(Annotated region listings)
============

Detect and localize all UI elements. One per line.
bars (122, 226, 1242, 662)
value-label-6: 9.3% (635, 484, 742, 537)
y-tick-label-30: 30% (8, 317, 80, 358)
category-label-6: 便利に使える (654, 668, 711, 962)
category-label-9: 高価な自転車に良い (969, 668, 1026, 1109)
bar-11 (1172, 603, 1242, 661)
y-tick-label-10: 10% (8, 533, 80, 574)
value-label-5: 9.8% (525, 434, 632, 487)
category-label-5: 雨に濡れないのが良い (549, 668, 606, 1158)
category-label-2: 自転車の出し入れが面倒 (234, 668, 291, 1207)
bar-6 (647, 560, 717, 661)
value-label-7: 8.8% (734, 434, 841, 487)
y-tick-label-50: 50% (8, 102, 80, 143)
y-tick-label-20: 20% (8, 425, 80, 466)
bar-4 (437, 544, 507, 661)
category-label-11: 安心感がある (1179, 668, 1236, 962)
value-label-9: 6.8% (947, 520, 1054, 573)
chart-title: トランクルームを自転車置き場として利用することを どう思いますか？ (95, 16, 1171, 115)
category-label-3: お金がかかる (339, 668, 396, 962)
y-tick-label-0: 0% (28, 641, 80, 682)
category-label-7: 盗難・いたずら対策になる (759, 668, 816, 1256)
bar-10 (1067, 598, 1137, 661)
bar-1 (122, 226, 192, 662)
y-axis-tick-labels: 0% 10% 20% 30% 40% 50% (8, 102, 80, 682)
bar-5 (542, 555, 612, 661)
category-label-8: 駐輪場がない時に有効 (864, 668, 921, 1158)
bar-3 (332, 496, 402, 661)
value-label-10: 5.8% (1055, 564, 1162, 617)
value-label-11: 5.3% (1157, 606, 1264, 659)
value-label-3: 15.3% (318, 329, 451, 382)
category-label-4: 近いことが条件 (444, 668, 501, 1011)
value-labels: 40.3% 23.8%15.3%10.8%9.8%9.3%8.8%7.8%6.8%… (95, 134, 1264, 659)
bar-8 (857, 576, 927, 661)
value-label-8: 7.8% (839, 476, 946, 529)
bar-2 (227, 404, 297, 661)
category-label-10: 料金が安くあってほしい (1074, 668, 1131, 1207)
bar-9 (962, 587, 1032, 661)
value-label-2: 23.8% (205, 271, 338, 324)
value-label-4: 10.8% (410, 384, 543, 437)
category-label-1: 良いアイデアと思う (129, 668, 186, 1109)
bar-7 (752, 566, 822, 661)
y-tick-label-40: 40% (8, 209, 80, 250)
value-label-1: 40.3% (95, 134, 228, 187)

============

• _Prompt_
From the items above, pick out every line containing the string "category" and copy each of those lines in full.

• _Answer for this exercise_
category-label-6: 便利に使える (654, 668, 711, 962)
category-label-9: 高価な自転車に良い (969, 668, 1026, 1109)
category-label-5: 雨に濡れないのが良い (549, 668, 606, 1158)
category-label-2: 自転車の出し入れが面倒 (234, 668, 291, 1207)
category-label-11: 安心感がある (1179, 668, 1236, 962)
category-label-3: お金がかかる (339, 668, 396, 962)
category-label-7: 盗難・いたずら対策になる (759, 668, 816, 1256)
category-label-8: 駐輪場がない時に有効 (864, 668, 921, 1158)
category-label-4: 近いことが条件 (444, 668, 501, 1011)
category-label-10: 料金が安くあってほしい (1074, 668, 1131, 1207)
category-label-1: 良いアイデアと思う (129, 668, 186, 1109)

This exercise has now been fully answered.